### What is required
Print the entries below word for word; the pictures stay out of your copy.

### Data rows
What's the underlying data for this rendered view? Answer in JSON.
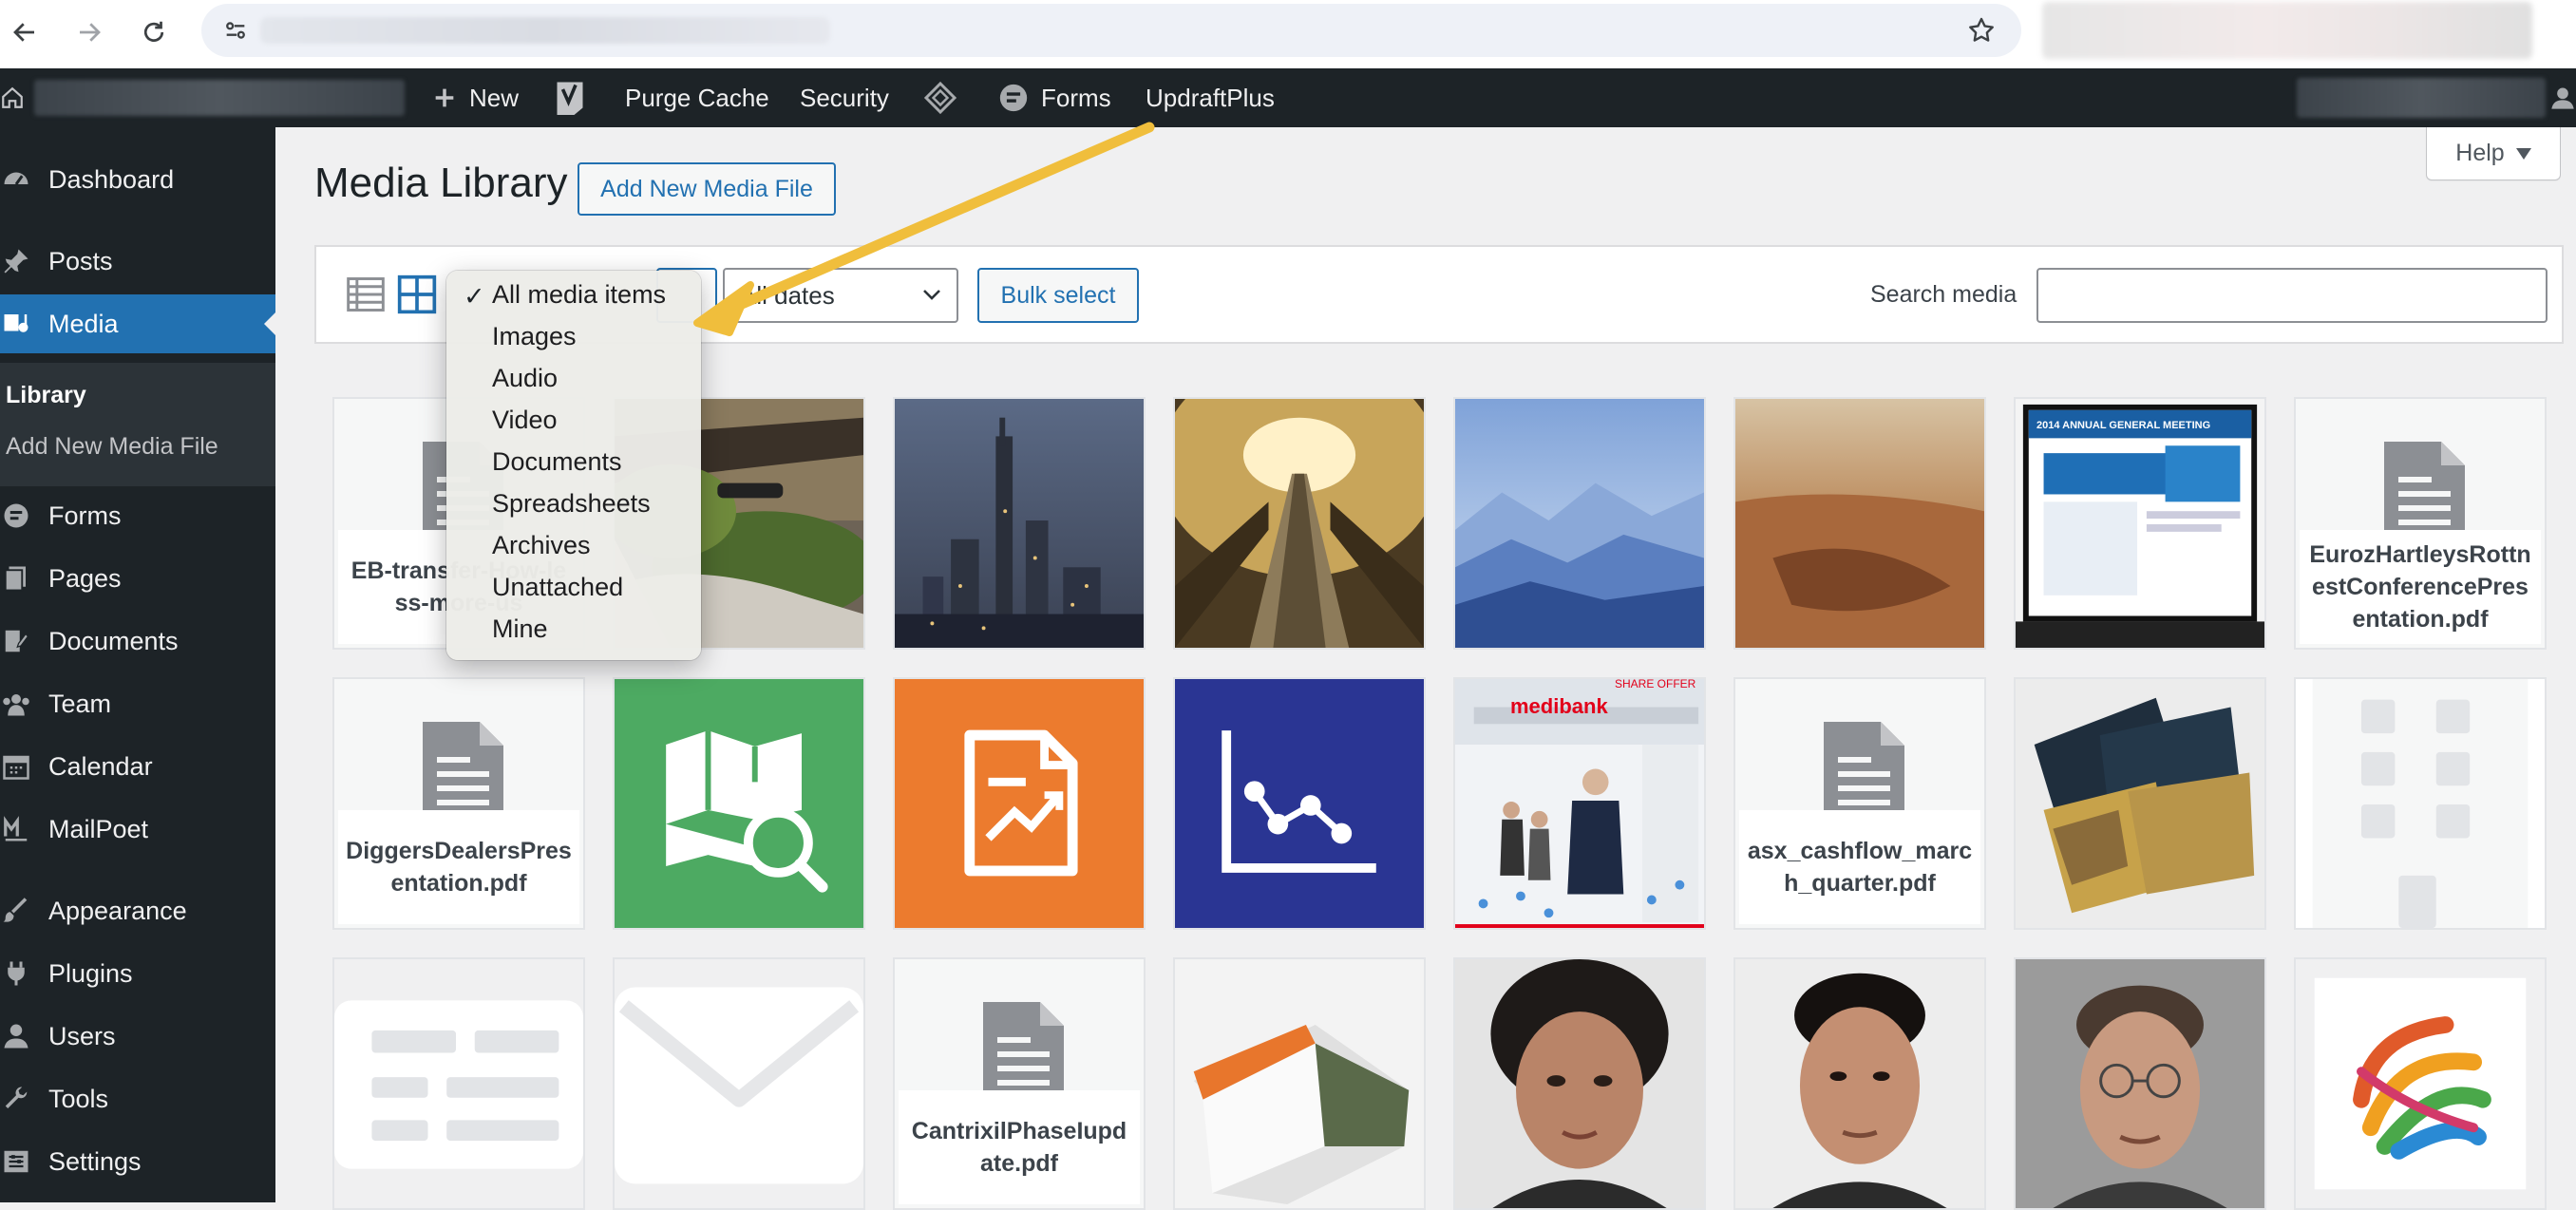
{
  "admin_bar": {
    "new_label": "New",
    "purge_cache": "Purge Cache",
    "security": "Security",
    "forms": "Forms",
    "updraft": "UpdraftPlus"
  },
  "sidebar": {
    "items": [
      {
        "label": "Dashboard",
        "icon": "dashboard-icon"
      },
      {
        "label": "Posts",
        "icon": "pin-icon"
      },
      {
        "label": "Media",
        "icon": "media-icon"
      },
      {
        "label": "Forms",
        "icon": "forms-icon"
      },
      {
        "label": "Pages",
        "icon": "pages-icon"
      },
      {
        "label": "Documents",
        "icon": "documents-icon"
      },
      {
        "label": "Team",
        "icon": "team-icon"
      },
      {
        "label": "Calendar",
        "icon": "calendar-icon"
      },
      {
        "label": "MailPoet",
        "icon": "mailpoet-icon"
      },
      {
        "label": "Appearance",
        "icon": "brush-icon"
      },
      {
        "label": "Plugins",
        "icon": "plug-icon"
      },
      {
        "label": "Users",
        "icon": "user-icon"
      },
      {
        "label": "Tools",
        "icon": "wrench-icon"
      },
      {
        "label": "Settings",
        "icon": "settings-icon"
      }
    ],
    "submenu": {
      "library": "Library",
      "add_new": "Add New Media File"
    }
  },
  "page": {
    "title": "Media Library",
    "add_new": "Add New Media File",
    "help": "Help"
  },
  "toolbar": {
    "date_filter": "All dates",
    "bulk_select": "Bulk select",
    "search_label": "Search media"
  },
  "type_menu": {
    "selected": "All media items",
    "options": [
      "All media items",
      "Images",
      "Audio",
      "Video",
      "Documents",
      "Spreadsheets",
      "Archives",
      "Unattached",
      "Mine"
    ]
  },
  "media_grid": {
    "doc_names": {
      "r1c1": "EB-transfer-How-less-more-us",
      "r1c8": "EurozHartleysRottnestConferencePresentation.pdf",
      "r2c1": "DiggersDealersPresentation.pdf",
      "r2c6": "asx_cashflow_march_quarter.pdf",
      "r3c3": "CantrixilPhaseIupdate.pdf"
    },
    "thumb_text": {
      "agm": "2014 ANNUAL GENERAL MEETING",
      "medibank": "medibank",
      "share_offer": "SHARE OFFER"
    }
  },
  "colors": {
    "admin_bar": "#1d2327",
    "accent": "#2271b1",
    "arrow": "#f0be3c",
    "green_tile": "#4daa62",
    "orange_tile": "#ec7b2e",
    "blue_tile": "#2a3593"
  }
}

### Complete answer
What's the underlying data for this rendered view? Answer in JSON.
{
  "admin_bar": {
    "new_label": "New",
    "purge_cache": "Purge Cache",
    "security": "Security",
    "forms": "Forms",
    "updraft": "UpdraftPlus"
  },
  "sidebar": {
    "items": [
      {
        "label": "Dashboard",
        "icon": "dashboard-icon"
      },
      {
        "label": "Posts",
        "icon": "pin-icon"
      },
      {
        "label": "Media",
        "icon": "media-icon"
      },
      {
        "label": "Forms",
        "icon": "forms-icon"
      },
      {
        "label": "Pages",
        "icon": "pages-icon"
      },
      {
        "label": "Documents",
        "icon": "documents-icon"
      },
      {
        "label": "Team",
        "icon": "team-icon"
      },
      {
        "label": "Calendar",
        "icon": "calendar-icon"
      },
      {
        "label": "MailPoet",
        "icon": "mailpoet-icon"
      },
      {
        "label": "Appearance",
        "icon": "brush-icon"
      },
      {
        "label": "Plugins",
        "icon": "plug-icon"
      },
      {
        "label": "Users",
        "icon": "user-icon"
      },
      {
        "label": "Tools",
        "icon": "wrench-icon"
      },
      {
        "label": "Settings",
        "icon": "settings-icon"
      }
    ],
    "submenu": {
      "library": "Library",
      "add_new": "Add New Media File"
    }
  },
  "page": {
    "title": "Media Library",
    "add_new": "Add New Media File",
    "help": "Help"
  },
  "toolbar": {
    "date_filter": "All dates",
    "bulk_select": "Bulk select",
    "search_label": "Search media"
  },
  "type_menu": {
    "selected": "All media items",
    "options": [
      "All media items",
      "Images",
      "Audio",
      "Video",
      "Documents",
      "Spreadsheets",
      "Archives",
      "Unattached",
      "Mine"
    ]
  },
  "media_grid": {
    "doc_names": {
      "r1c1": "EB-transfer-How-less-more-us",
      "r1c8": "EurozHartleysRottnestConferencePresentation.pdf",
      "r2c1": "DiggersDealersPresentation.pdf",
      "r2c6": "asx_cashflow_march_quarter.pdf",
      "r3c3": "CantrixilPhaseIupdate.pdf"
    },
    "thumb_text": {
      "agm": "2014 ANNUAL GENERAL MEETING",
      "medibank": "medibank",
      "share_offer": "SHARE OFFER"
    }
  },
  "colors": {
    "admin_bar": "#1d2327",
    "accent": "#2271b1",
    "arrow": "#f0be3c",
    "green_tile": "#4daa62",
    "orange_tile": "#ec7b2e",
    "blue_tile": "#2a3593"
  }
}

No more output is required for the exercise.